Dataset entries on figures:
☆ ☆ ☆
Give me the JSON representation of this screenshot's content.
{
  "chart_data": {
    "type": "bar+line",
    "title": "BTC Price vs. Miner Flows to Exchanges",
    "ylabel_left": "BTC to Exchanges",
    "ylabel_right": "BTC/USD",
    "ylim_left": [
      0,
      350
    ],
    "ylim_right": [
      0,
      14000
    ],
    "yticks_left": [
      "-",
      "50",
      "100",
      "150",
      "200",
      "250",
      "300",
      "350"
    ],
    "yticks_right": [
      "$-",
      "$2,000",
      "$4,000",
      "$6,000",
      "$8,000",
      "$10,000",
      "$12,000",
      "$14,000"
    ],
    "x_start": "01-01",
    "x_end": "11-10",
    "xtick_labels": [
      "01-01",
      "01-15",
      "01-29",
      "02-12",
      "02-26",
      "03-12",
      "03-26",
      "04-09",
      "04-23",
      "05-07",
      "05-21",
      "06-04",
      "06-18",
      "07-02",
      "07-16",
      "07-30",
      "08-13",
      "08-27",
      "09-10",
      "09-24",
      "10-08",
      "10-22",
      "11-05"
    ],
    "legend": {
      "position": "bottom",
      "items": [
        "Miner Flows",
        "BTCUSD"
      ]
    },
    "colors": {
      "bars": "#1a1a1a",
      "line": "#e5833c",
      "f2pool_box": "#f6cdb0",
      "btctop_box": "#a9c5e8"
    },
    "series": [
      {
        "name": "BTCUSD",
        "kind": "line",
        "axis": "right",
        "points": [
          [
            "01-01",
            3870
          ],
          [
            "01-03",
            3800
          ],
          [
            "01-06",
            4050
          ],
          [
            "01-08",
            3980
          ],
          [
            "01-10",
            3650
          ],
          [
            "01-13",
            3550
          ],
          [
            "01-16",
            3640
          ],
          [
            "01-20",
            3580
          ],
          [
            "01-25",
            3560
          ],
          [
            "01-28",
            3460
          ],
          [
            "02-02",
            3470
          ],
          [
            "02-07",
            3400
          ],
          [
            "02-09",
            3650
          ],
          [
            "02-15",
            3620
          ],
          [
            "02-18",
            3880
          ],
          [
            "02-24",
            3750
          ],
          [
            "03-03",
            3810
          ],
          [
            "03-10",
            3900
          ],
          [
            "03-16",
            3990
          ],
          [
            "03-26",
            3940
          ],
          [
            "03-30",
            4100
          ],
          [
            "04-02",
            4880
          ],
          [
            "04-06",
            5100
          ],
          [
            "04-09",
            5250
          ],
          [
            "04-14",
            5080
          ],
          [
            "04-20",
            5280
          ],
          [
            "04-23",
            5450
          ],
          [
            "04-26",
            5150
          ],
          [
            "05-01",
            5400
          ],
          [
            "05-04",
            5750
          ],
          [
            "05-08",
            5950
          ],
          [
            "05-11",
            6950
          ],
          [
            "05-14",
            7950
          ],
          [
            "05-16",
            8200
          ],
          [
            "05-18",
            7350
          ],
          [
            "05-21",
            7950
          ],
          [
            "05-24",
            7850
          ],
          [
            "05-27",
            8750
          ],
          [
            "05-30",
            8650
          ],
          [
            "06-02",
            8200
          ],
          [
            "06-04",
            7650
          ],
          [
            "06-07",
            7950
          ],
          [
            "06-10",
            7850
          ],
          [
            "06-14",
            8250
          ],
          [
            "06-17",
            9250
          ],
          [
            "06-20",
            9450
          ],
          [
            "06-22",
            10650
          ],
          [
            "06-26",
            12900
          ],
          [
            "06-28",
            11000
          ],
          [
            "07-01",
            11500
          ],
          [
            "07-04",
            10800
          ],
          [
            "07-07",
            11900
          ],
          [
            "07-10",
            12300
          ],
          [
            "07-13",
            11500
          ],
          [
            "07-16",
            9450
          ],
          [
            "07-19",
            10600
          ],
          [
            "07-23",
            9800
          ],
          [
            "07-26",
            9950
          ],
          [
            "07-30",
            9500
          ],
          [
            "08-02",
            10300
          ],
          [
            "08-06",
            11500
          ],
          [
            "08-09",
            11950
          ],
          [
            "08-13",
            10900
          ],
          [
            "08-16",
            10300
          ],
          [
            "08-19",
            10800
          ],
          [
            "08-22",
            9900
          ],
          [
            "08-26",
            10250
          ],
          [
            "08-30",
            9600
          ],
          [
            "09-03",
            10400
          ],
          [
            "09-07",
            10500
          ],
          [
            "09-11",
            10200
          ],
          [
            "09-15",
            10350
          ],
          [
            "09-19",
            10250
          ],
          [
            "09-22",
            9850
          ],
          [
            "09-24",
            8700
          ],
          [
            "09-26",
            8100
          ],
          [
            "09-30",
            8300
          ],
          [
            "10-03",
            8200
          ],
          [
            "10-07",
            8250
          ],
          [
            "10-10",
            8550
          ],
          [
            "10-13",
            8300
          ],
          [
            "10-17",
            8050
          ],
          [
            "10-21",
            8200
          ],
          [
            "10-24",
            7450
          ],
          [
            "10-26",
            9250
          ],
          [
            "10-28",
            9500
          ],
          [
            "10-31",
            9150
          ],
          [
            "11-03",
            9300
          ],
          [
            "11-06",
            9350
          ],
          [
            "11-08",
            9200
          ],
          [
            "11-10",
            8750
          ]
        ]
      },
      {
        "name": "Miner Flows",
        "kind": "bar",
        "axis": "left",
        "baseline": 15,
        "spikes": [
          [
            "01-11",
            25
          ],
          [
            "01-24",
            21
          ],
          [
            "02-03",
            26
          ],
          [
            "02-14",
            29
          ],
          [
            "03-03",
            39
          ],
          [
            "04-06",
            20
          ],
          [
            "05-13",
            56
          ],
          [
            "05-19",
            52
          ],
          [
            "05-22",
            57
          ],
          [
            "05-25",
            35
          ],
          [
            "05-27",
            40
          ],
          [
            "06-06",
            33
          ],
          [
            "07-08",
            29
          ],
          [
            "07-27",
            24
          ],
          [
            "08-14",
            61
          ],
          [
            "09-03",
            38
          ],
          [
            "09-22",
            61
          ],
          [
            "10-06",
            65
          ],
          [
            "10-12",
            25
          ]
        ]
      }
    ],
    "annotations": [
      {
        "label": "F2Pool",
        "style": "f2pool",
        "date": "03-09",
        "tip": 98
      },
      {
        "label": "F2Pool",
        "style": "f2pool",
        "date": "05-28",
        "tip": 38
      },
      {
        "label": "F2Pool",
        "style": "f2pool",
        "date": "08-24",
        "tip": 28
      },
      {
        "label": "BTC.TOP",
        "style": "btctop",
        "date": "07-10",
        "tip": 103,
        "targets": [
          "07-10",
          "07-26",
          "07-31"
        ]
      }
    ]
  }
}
☆ ☆ ☆
* **WHAT IS EXPECTED**
Take every line from the data that contains the word "date".

* **FINAL RESULT**
        "date": "03-09",
        "date": "05-28",
        "date": "08-24",
        "date": "07-10",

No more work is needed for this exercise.